What is required:
Identify all lines of the data containing the string "each" and copy them.

Dataset rows:
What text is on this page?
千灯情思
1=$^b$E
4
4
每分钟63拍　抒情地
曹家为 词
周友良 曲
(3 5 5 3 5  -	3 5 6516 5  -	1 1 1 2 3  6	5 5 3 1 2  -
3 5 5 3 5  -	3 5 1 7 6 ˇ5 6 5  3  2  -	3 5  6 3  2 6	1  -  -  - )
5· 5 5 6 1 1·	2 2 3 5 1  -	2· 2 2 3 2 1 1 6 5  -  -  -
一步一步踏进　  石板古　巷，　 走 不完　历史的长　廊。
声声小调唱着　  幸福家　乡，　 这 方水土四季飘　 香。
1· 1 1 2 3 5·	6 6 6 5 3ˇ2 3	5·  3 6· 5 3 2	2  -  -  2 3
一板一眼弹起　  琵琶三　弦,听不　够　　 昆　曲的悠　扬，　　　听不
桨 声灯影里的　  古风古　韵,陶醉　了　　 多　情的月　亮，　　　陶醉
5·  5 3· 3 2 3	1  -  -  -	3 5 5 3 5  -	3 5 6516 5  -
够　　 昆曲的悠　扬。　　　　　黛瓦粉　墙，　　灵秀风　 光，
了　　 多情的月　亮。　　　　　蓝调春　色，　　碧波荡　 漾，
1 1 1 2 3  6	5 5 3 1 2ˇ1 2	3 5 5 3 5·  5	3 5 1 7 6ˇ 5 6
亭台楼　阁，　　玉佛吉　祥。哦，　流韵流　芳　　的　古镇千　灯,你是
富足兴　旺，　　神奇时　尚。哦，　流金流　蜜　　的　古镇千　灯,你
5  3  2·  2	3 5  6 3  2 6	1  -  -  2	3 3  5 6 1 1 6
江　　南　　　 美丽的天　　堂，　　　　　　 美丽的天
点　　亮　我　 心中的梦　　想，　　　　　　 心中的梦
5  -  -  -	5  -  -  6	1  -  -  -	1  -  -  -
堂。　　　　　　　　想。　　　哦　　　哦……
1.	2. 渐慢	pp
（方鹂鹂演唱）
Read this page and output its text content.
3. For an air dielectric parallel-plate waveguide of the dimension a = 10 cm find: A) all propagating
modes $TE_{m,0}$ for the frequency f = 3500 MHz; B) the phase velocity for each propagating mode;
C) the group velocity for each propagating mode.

Output for this task:
modes $TE_{m,0}$ for the frequency f = 3500 MHz; B) the phase velocity for each propagating mode;
C) the group velocity for each propagating mode.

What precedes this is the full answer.